[PROVIDED TEXT]:
────────────────────────────────────────

March 22, 2010
By: Zachariah Blott
On the court, the Bobcats’ immediate future is looking rosy with the team poised to make their first ever foray into the playoffs. Off the court, the club’s long-term prospects may have gone from clunk to crash.
Michael Jordan became the Bobcats’ majority owner last week after 4 years of minority ownership. He and his investment group bought their way in with $275 million, and MJ declared Thursday that he will be very involved in Bobcat operations, planning to make them a “winning program.”
Maybe Jordan didn’t read the flowchart, but his input will not lead to winning. In fact, the best thing he can do right now is stay far away and treat himself like an outsider who must rely on the guys who know the game to run the show. Instead he’s going to purchase a home in Charlotte and become a bigger cog in what’s going on.
The problems with this are obvious. Almost everything he’s done while working in the front offices of both Washington and Charlotte has been rightfully panned. Beyond the jokes about drafting Adam Morrison and Kwame Brown, Jordan is also responsible for incorrectly evaluating talent that’s already on his team. He threw away Jared Dudley in the Jason Richardson trade last year. Since then, Dudley has blown up for Phoenix and been an important piece to their resurgence this season. Jordan also gave away Shannon Brown last year, and Brown is now one of the Lakers’ most productive reserves who started admirably during Kobe’s absence.
Jordan has also been a bit of a distraction when he is around the clubs he’s worked with. Before playing for the Wizards, he was the President of Basketball Operations in Washington and would occasionally show up to practices to scrimmage with the players. Hint to Greatest Guard Ever: that’s a major distraction. Do you think the guys were discussing the X’s and O’s of the offense in the locker room after practice? Hell no, it was more likely, “Holy crap, we just played with Michael Jordan!”

────────────────────────────────────────

[RECORDED INFORMATION]:
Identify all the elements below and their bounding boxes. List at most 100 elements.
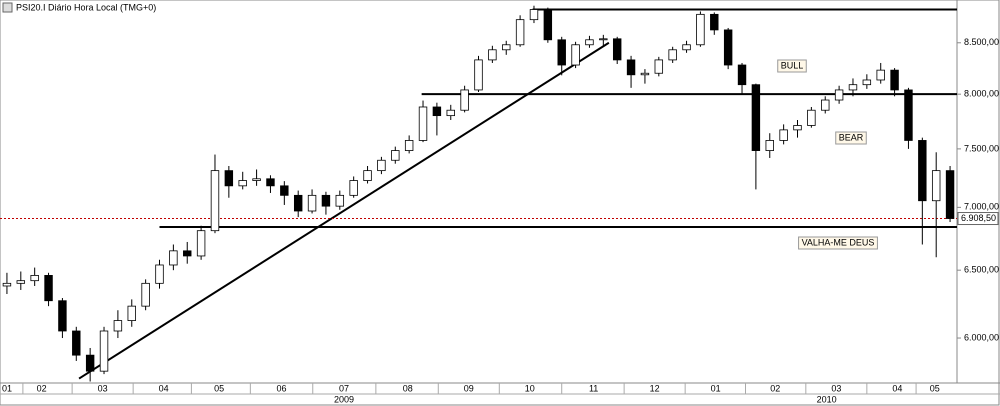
- icon: [2, 2, 13, 13]
- candle-body: [127, 305, 136, 321]
- candle-body: [488, 49, 497, 61]
- candle-body: [557, 39, 566, 66]
- candle-body: [931, 170, 941, 202]
- candle-body: [945, 170, 955, 219]
- x-tick-label: 06: [277, 383, 287, 393]
- candle-body: [266, 178, 275, 187]
- candle-body: [293, 194, 303, 212]
- candle-body: [737, 64, 747, 86]
- x-tick-label: 01: [2, 383, 12, 393]
- candle-body: [474, 59, 483, 91]
- candle-body: [44, 275, 53, 302]
- candle-body: [99, 330, 109, 372]
- candle-body: [210, 170, 220, 232]
- candle-body: [391, 150, 400, 161]
- y-tick-label: 7.500,00: [964, 143, 999, 153]
- x-tick-label: 03: [831, 383, 841, 393]
- candle-body: [876, 69, 885, 81]
- candle-body: [196, 230, 206, 257]
- x-tick-label: 08: [403, 383, 413, 393]
- x-tick-label: 11: [589, 383, 598, 393]
- candle-body: [30, 275, 39, 282]
- candle-body: [85, 354, 95, 372]
- annotation: VALHA-ME DEUS: [802, 237, 875, 247]
- candle-body: [668, 49, 677, 61]
- candle-body: [446, 109, 455, 117]
- x-tick-label: 10: [525, 383, 535, 393]
- y-tick-label: 7.000,00: [964, 202, 999, 212]
- y-tick-label: 8.500,00: [964, 37, 999, 47]
- candle-body: [599, 38, 608, 41]
- y-tick-label: 8.000,00: [964, 89, 999, 99]
- candle-body: [155, 264, 164, 284]
- candle-body: [58, 300, 67, 332]
- candle-body: [682, 44, 691, 51]
- annotation-box: [798, 236, 878, 250]
- candle-body: [585, 39, 594, 46]
- candle-body: [807, 109, 816, 126]
- x-tick-label: 02: [770, 383, 780, 393]
- x-tick-label: 03: [98, 383, 108, 393]
- candle-body: [183, 250, 192, 257]
- candle-body: [751, 84, 761, 151]
- candle-body: [2, 282, 12, 287]
- x-tick-label: 01: [711, 383, 721, 393]
- candle-body: [654, 59, 664, 74]
- candle-body: [626, 59, 636, 76]
- x-tick-label: 07: [339, 383, 349, 393]
- candle-body: [834, 89, 844, 101]
- candle-body: [432, 106, 442, 117]
- candle-body: [16, 280, 26, 284]
- year-label: 2009: [334, 394, 354, 404]
- candle-body: [460, 89, 469, 111]
- last-price-box: [957, 212, 999, 226]
- annotation-box: [777, 59, 807, 73]
- candle-body: [779, 129, 788, 141]
- x-tick-label: 12: [650, 383, 660, 393]
- year-label: 2010: [817, 394, 837, 404]
- candle-body: [571, 44, 580, 66]
- y-tick-label: 6.500,00: [964, 265, 999, 275]
- candle-body: [640, 72, 650, 76]
- candle-body: [418, 106, 428, 141]
- candle-body: [349, 180, 358, 196]
- candle-body: [529, 9, 539, 21]
- annotation-box: [835, 131, 867, 145]
- candle-body: [904, 89, 913, 141]
- last-price-label: 6.908,50: [961, 213, 996, 223]
- annotation: BEAR: [839, 132, 864, 142]
- candle-body: [363, 170, 372, 181]
- candle-body: [252, 178, 261, 181]
- candle-body: [821, 99, 830, 111]
- candle-body: [502, 44, 511, 51]
- x-tick-label: 04: [892, 383, 902, 393]
- candle-body: [321, 194, 331, 207]
- x-tick-label: 02: [37, 383, 47, 393]
- x-tick-label: 05: [930, 383, 940, 393]
- candle-body: [169, 250, 178, 266]
- candle-body: [543, 9, 553, 41]
- y-tick-label: 6.000,00: [964, 332, 999, 342]
- candle-body: [280, 185, 289, 196]
- candle-body: [848, 84, 858, 91]
- candle-body: [890, 69, 899, 91]
- candle-body: [612, 38, 622, 61]
- candle-body: [696, 13, 705, 46]
- candle-body: [141, 282, 150, 307]
- candle-body: [515, 19, 525, 46]
- candle-body: [918, 140, 927, 202]
- candle-body: [72, 330, 81, 356]
- annotation: BULL: [781, 60, 804, 70]
- candle-body: [224, 170, 234, 187]
- candle-body: [335, 194, 345, 207]
- candle-body: [113, 320, 123, 332]
- chart-title: PSI20.I Diário Hora Local (TMG+0): [16, 2, 156, 12]
- candle-body: [765, 140, 774, 151]
- trend-line: [78, 41, 610, 380]
- candle-body: [307, 194, 317, 212]
- candle-body: [238, 180, 247, 187]
- candle-body: [404, 140, 414, 151]
- candle-body: [723, 29, 733, 66]
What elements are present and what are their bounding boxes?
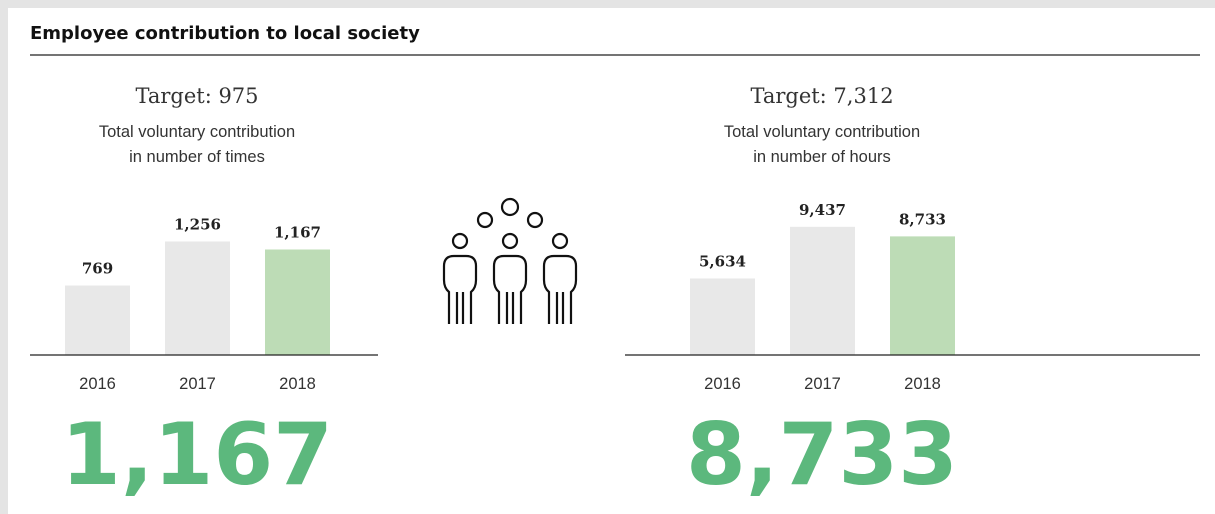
x-tick-label: 2018 [279, 375, 316, 393]
headline-number: 1,167 [61, 405, 333, 505]
x-tick-label: 2017 [179, 375, 216, 393]
x-tick-label: 2016 [79, 375, 116, 393]
x-tick-label: 2017 [804, 375, 841, 393]
x-tick-label: 2018 [904, 375, 941, 393]
bar [165, 241, 230, 355]
chart-subtitle: Total voluntary contribution [724, 123, 920, 141]
value-label: 1,256 [174, 215, 221, 233]
bar [890, 236, 955, 355]
value-label: 769 [82, 259, 113, 277]
headline-number: 8,733 [686, 405, 958, 505]
bar [265, 249, 330, 355]
chart-title: Target: 975 [135, 84, 258, 108]
chart-subtitle: in number of times [129, 148, 265, 166]
chart-subtitle: Total voluntary contribution [99, 123, 295, 141]
page-title: Employee contribution to local society [30, 23, 420, 44]
value-label: 8,733 [899, 210, 946, 228]
bar [790, 226, 855, 355]
value-label: 5,634 [699, 252, 746, 270]
people-icon [442, 197, 578, 324]
chart-subtitle: in number of hours [753, 148, 891, 166]
value-label: 1,167 [274, 224, 321, 242]
bar [65, 285, 130, 355]
chart-title: Target: 7,312 [750, 84, 893, 108]
value-label: 9,437 [799, 201, 846, 219]
bar [690, 278, 755, 355]
x-tick-label: 2016 [704, 375, 741, 393]
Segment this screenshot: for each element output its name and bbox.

────────────────────────────────────────

[WORK INSTRUCTIONS]:
1. According to the article about Michael Jordan's ownership of the Bobcats, which player did Jordan give up in the Jason Richardson trade?
2. Write the next part of the article about Michael Jordan's ownership of the Bobcats, continuing from its final sentence.

[ANSWERS TO THE EXERCISES]:
1. Jared Dudley

2.
And recently he was jawing with rookie Gerald Henderson after a Charlotte practice (this definitely is not the year for a UNC guy to be heckling a Duke guy about his college, by the way), which was quickly followed up by losing to the youngster twice in a row at H-O-R-S-E. Way to put your team in the headlines for something stupid, new face-of-the-organization. By the way, that’s the predictably mediocre Gerald Henderson who Jordan drafted with the 12th selection, ahead of Ty Lawson, Darren Collison, Omri Casspi, Taj Gibson, DeJuan Blair, Chase Budinger, etc.
Part of what makes Jordan a distraction isn’t just his aura of greatness that illuminates a room like the healing glow of late-night TV: it’s also that he trash talks players on his own team. If The Jordan Rules taught me anything, it’s that MJ knows how to be a world-class asshole to his teammates. He has a huge ego and wants to make sure everyone always knows he’s top dog (remember his Hall of Fame speech?). Imagine a boss like that. Now imagine that boss has always been crappy at his job, and then imagine he now wants to spend more time around all the employees to make sure things run smoothly. Yeah, this is going to get ugly.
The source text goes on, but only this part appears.